[Figure collection entries]
——

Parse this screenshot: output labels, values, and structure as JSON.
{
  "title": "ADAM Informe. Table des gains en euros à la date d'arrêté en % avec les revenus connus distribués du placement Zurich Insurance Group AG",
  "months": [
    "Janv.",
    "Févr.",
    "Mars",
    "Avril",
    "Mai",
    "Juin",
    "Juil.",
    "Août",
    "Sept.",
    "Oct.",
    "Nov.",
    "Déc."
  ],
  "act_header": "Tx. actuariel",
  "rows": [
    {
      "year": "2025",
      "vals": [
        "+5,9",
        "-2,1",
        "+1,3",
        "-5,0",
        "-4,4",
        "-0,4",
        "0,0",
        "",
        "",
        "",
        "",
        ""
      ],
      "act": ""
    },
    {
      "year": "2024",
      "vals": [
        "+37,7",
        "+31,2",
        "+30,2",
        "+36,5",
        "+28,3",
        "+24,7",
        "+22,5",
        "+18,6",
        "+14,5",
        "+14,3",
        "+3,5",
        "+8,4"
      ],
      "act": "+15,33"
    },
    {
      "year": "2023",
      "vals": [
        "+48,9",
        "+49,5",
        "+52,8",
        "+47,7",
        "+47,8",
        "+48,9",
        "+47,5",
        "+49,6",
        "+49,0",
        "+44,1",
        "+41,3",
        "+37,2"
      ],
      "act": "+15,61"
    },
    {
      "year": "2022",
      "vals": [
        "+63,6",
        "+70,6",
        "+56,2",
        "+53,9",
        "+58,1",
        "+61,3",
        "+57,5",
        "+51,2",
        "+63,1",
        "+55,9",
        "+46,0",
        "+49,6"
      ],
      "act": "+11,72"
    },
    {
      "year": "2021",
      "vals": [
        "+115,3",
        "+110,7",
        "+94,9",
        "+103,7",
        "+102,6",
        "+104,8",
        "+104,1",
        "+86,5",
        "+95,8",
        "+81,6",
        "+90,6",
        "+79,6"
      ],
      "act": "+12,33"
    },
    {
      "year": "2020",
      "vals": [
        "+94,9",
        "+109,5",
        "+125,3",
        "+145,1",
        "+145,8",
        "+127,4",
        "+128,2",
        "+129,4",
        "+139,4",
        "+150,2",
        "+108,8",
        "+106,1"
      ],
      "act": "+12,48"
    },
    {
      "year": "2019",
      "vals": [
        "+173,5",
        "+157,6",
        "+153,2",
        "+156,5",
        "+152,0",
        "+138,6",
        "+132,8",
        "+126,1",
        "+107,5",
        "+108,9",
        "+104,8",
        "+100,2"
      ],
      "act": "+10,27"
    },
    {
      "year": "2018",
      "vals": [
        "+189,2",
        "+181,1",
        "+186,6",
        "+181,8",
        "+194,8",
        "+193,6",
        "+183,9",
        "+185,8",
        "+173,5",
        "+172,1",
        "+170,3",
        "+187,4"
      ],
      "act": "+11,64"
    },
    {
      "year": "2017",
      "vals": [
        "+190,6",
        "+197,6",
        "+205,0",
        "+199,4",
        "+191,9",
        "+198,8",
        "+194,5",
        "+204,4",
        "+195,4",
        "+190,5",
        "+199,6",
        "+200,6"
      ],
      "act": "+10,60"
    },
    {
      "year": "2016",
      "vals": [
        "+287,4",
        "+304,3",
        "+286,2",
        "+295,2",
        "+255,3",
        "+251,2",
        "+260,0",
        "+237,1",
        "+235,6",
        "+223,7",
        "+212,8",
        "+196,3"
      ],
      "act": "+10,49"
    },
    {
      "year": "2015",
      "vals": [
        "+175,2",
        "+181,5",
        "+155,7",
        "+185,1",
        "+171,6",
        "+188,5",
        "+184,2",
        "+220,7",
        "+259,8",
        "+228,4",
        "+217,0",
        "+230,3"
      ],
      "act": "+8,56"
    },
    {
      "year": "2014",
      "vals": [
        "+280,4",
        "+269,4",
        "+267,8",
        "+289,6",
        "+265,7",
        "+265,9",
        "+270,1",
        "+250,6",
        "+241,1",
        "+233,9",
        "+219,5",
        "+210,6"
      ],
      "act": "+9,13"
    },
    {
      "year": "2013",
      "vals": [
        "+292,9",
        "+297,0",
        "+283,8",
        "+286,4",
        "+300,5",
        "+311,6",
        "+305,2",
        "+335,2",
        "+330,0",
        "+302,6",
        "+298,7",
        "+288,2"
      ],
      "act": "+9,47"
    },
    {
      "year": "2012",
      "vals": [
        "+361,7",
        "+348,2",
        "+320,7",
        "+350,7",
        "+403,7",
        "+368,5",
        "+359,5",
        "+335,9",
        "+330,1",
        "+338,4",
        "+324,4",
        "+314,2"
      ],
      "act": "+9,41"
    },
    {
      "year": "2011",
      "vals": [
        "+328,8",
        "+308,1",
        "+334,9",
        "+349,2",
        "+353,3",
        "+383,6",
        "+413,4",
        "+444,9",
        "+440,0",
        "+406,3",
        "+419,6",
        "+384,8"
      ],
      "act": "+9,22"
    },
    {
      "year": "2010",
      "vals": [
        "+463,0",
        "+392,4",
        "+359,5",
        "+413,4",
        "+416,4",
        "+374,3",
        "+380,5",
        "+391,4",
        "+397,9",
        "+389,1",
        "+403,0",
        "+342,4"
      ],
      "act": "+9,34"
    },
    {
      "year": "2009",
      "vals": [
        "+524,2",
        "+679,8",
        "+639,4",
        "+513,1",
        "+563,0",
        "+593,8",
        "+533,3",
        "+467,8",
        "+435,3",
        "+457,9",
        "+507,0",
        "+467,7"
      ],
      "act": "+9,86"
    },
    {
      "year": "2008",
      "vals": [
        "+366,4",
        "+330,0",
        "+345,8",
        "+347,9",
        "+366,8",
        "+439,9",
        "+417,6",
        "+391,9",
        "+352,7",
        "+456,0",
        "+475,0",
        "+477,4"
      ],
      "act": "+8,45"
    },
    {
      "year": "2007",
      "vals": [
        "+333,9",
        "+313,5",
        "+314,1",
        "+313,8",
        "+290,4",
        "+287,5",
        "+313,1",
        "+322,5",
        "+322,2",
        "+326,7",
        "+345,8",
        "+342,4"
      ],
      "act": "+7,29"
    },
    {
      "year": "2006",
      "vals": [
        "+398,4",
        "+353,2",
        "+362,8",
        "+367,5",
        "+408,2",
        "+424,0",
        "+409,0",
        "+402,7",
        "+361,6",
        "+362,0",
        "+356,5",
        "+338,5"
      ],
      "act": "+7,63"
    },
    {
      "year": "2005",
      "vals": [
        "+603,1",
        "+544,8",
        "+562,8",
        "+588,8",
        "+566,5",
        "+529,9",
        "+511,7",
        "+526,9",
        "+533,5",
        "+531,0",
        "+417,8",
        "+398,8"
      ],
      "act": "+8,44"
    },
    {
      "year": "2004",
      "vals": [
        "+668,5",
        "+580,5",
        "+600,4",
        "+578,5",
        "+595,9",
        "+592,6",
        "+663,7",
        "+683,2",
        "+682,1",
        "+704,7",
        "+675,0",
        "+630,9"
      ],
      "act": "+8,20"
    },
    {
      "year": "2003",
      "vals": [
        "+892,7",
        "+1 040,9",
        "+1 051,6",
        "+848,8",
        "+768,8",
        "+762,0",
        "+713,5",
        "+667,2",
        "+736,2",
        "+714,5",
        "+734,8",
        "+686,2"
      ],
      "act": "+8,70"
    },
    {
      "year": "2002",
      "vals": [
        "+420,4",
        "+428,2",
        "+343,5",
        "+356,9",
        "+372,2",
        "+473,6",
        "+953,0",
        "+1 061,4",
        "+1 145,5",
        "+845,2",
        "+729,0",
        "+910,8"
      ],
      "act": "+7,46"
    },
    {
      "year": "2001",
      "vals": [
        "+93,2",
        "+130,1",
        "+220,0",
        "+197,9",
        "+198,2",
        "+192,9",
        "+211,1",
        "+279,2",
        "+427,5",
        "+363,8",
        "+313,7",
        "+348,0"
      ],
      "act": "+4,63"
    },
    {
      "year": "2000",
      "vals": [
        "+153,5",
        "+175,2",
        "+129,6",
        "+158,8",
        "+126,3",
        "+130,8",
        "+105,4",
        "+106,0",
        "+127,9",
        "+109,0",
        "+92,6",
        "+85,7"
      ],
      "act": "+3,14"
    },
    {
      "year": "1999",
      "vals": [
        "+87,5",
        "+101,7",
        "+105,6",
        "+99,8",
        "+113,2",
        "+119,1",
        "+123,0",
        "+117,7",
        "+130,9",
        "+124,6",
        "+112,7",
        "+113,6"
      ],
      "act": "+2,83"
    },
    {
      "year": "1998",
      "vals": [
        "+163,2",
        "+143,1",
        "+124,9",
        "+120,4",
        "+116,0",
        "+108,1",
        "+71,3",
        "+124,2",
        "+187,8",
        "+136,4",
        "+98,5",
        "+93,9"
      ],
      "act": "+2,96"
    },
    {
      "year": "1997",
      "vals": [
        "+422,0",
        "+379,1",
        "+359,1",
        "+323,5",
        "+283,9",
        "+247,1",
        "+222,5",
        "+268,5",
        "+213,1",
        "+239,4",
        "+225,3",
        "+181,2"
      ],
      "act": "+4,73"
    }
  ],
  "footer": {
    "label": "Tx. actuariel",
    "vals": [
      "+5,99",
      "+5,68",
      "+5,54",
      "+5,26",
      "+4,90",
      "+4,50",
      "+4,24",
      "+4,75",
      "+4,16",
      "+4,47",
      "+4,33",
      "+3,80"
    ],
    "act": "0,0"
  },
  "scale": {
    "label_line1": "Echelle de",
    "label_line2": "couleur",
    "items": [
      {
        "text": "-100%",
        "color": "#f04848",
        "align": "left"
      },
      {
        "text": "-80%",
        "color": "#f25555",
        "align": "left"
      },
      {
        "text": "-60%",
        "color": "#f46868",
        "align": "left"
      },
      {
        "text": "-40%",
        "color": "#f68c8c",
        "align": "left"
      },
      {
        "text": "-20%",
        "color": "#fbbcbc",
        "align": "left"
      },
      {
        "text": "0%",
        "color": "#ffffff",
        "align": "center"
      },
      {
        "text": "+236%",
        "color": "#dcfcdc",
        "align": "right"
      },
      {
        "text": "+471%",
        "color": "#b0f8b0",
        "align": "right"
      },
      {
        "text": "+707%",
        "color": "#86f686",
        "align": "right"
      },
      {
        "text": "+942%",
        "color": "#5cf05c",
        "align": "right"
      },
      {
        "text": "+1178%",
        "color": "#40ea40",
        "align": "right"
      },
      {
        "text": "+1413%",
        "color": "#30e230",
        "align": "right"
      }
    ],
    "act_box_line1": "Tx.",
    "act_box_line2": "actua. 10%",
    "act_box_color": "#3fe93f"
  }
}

——

**What you should do**
Tally up how many lines in the preceding listing contain the word "text". Give nothing but the number.

**Result of this task**
12